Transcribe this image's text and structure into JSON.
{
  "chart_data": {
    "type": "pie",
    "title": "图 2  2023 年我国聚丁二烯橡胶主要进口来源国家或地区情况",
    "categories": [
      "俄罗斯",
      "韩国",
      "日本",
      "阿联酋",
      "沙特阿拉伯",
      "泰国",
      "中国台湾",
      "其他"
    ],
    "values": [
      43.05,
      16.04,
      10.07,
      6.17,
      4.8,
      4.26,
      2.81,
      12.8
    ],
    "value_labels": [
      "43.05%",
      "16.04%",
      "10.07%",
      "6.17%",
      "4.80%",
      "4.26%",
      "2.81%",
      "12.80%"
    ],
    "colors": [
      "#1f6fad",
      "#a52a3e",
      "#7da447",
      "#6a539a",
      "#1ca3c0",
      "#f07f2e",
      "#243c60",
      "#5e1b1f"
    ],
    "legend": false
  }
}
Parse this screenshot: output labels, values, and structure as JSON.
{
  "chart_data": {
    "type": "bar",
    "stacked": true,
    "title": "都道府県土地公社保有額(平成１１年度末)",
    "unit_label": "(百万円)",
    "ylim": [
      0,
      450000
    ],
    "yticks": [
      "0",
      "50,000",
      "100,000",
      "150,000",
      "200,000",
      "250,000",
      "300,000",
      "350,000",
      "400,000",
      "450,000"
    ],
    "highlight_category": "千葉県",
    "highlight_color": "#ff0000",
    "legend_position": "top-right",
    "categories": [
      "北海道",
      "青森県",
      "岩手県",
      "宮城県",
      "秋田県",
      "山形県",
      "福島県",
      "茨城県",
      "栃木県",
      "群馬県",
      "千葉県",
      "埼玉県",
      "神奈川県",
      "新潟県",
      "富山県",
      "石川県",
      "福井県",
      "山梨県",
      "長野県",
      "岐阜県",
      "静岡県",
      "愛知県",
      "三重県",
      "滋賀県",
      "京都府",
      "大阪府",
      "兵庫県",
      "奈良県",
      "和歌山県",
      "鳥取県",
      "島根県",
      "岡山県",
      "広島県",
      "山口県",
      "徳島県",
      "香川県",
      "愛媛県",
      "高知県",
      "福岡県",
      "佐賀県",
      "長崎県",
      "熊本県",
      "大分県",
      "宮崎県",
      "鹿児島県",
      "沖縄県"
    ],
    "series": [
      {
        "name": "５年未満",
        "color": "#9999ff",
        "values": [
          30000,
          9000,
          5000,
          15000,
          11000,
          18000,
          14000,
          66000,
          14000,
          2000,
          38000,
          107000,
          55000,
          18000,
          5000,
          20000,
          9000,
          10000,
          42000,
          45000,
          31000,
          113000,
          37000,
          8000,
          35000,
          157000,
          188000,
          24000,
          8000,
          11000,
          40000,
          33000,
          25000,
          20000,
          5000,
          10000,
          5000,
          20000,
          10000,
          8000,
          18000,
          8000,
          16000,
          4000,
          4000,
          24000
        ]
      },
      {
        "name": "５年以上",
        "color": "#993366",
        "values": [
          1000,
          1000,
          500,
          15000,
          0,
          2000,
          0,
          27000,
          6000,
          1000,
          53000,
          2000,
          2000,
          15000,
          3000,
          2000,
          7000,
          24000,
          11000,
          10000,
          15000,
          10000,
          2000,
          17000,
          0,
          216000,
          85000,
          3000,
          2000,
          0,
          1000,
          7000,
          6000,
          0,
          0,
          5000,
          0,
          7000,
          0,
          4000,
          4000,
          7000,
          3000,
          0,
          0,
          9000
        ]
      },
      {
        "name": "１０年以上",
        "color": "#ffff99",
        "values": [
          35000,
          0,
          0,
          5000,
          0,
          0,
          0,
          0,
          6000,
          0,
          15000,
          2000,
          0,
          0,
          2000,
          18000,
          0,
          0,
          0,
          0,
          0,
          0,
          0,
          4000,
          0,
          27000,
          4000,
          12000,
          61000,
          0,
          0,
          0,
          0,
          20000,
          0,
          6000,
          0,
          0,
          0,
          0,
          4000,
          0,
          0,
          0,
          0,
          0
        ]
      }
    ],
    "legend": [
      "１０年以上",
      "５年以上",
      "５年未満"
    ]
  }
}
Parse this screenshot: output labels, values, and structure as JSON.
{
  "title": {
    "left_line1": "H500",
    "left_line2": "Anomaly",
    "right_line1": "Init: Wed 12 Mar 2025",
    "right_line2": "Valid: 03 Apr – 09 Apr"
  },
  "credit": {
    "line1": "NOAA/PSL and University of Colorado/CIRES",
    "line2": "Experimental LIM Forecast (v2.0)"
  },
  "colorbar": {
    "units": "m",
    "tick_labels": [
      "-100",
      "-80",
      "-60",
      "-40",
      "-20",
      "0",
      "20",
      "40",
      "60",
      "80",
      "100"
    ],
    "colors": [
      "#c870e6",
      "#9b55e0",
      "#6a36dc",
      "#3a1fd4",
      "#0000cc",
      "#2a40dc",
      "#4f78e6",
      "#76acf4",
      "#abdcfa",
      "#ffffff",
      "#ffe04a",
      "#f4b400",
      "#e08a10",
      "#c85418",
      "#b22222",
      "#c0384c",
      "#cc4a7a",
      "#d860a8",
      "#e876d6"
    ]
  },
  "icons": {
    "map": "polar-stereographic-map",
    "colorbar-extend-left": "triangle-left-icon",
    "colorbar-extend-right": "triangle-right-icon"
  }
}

****************

Find how many lines hold the string "triangle", and state that number alone.

# OUTPUT FOR THIS TASK:
2